PROBLEM TO SOLVE: Select all lines with the string "details" in them, and copy those lines.

PROVIDED INFORMATION:
★ ★ ★ ★

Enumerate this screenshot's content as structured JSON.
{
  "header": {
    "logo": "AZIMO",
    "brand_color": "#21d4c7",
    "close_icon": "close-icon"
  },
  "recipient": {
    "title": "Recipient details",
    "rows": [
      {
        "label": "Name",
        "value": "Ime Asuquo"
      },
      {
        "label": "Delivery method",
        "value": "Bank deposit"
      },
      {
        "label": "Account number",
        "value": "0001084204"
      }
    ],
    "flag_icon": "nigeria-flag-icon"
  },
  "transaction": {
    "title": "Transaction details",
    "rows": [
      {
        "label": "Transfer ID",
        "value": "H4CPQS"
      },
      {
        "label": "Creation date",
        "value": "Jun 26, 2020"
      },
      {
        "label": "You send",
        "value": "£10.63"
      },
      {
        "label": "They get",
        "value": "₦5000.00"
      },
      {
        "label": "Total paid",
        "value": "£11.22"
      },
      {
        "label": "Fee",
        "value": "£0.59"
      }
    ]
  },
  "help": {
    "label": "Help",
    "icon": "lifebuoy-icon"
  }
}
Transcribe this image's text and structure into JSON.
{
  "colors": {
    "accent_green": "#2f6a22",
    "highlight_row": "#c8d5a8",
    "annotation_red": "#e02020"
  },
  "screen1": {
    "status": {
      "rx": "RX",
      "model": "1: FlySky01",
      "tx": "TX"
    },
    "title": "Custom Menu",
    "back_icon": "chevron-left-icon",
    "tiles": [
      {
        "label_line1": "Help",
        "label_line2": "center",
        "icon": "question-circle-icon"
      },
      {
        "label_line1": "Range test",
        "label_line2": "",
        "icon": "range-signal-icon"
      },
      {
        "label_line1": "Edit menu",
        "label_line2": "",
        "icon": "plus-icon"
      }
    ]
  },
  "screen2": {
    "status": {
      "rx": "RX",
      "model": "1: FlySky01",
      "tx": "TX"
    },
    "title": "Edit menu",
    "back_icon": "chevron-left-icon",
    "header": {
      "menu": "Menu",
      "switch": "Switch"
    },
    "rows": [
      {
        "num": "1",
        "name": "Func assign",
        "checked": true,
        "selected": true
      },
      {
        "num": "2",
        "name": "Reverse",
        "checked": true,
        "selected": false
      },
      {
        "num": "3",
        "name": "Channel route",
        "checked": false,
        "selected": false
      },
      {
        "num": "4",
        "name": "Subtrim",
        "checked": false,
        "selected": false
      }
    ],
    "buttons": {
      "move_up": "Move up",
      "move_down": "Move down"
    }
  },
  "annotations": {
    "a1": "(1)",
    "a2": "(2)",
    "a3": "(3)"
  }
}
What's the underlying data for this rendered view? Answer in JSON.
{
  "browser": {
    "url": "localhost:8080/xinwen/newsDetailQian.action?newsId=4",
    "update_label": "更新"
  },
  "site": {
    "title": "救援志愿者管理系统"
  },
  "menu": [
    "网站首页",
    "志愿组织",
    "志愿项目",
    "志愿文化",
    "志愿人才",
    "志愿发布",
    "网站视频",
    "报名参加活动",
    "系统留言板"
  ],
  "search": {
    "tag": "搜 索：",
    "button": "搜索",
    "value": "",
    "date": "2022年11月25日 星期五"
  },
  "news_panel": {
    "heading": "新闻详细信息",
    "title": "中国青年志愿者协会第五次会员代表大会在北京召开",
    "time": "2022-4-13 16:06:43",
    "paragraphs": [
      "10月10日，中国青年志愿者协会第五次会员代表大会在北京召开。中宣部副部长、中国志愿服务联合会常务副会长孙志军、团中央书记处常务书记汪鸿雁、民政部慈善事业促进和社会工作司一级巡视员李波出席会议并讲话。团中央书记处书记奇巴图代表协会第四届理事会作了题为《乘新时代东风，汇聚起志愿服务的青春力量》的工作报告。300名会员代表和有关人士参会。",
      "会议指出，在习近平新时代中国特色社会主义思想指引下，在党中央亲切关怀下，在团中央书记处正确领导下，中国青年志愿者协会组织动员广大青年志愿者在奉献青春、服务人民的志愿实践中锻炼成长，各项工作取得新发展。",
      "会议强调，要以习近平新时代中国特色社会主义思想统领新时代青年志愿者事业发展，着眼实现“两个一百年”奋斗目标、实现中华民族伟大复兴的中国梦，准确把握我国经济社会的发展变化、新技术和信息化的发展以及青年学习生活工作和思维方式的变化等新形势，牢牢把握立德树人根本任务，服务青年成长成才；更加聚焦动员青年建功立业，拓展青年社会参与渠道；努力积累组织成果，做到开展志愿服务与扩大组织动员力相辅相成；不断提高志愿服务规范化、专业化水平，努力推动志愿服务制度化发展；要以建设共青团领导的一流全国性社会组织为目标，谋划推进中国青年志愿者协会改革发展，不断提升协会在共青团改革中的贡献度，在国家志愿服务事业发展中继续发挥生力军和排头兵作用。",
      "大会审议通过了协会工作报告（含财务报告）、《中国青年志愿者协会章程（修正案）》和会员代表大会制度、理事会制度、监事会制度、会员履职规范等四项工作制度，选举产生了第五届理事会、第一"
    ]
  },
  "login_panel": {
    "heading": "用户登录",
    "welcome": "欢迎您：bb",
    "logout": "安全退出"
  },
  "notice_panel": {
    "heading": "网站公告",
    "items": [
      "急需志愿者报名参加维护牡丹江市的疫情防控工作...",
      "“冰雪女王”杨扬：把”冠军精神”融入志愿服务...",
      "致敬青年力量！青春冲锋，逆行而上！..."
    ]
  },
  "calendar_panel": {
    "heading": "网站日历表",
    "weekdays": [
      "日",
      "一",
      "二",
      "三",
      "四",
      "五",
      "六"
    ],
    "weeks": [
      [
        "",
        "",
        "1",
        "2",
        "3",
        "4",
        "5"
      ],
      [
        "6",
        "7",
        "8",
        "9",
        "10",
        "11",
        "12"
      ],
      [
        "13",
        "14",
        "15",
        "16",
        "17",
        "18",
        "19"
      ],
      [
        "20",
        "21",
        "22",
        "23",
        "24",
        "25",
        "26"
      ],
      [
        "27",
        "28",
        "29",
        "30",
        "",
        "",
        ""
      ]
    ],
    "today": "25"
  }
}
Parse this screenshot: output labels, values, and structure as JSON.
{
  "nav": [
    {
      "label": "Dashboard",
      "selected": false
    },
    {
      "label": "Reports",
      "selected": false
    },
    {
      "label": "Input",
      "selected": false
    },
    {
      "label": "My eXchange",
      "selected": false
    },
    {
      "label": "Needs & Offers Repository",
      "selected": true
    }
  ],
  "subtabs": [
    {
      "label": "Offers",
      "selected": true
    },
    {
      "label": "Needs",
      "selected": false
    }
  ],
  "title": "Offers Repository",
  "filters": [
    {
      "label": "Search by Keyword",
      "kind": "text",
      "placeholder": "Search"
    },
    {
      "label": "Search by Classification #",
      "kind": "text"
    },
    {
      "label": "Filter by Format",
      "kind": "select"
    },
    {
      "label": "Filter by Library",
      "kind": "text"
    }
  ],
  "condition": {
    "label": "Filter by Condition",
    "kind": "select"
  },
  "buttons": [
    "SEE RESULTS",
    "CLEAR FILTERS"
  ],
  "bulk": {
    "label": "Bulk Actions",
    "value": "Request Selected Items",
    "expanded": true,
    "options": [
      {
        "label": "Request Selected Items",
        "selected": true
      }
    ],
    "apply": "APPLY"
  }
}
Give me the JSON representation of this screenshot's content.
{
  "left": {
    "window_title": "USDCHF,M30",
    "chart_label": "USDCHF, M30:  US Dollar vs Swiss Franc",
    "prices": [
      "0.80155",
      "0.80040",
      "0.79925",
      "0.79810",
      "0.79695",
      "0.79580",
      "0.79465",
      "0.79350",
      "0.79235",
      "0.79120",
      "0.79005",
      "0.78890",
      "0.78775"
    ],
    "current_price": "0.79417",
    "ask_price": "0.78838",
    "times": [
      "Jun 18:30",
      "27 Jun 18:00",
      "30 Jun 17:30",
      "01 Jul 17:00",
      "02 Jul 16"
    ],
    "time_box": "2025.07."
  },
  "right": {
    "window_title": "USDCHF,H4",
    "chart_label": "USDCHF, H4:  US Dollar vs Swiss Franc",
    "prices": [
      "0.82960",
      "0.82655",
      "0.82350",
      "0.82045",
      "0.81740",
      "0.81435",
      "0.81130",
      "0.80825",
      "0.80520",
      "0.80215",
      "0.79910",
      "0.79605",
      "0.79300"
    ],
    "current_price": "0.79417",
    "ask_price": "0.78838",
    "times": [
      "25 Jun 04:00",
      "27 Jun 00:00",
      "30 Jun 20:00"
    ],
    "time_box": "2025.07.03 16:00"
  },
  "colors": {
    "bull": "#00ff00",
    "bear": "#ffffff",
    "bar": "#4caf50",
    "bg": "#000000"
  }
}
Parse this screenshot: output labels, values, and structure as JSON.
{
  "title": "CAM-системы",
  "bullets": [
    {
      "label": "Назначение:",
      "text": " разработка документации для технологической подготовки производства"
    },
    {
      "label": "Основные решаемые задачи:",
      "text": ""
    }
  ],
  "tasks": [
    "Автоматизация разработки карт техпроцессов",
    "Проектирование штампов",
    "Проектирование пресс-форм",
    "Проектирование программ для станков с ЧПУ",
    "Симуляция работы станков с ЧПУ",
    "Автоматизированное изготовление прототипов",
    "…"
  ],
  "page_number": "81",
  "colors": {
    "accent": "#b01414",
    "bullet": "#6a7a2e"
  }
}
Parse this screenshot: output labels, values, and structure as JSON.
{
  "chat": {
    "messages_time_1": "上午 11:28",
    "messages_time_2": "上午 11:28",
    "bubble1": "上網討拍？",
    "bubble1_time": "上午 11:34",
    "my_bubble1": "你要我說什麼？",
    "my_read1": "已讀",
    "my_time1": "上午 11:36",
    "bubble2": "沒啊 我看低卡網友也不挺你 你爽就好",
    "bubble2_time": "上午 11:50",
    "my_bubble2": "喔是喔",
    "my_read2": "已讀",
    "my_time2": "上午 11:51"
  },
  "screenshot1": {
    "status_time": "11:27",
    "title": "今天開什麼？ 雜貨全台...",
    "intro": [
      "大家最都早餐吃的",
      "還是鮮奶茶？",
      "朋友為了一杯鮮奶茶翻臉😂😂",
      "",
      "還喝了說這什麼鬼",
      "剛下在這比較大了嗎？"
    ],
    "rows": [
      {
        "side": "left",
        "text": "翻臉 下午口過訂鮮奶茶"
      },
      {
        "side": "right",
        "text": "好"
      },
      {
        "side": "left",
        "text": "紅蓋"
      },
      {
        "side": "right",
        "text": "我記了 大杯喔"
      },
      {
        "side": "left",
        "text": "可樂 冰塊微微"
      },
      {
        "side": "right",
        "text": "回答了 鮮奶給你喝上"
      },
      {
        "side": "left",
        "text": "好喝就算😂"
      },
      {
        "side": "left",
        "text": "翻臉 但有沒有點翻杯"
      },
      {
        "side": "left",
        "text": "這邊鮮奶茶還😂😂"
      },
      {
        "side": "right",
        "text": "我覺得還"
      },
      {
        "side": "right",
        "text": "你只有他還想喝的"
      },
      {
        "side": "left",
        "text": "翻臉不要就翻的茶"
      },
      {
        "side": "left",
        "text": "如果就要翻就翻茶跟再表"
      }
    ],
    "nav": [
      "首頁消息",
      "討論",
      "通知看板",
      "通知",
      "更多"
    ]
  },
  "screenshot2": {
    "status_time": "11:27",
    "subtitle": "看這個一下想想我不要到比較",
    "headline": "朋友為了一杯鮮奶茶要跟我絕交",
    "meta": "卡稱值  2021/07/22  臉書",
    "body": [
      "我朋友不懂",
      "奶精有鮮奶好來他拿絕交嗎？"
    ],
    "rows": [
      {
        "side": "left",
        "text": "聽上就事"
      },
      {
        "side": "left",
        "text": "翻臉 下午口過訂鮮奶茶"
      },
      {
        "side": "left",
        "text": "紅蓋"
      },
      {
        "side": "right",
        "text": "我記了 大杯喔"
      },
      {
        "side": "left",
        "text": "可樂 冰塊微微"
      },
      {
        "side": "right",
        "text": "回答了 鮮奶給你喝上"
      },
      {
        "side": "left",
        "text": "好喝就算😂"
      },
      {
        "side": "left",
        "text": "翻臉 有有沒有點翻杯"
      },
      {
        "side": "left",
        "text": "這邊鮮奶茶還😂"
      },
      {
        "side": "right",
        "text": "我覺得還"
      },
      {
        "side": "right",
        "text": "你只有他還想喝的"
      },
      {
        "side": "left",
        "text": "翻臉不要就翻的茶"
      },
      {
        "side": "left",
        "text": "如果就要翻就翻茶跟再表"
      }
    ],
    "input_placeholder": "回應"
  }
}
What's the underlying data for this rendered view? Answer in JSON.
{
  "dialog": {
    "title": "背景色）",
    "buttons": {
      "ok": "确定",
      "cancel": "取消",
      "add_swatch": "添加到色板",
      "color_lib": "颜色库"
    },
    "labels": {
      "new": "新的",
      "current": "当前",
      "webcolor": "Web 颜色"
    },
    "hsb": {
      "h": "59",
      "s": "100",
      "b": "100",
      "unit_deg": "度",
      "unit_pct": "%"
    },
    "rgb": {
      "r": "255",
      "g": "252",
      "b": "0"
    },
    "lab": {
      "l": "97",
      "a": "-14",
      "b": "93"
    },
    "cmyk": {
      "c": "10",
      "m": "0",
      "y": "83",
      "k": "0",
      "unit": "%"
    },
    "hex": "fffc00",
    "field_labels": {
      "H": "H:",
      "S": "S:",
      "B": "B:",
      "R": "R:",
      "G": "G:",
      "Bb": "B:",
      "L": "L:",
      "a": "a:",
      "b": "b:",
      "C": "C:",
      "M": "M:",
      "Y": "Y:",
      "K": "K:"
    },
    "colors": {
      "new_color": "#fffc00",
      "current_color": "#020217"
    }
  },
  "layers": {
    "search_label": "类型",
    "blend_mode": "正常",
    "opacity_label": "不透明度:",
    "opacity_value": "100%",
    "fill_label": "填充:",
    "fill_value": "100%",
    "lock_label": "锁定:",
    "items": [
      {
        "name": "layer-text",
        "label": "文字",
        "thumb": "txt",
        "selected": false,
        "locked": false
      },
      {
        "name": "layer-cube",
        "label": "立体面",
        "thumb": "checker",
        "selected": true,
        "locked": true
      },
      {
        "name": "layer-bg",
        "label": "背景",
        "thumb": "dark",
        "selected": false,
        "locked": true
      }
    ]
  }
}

★ ★ ★ ★

CORRECT ANSWER:
    "title": "Recipient details",
    "title": "Transaction details",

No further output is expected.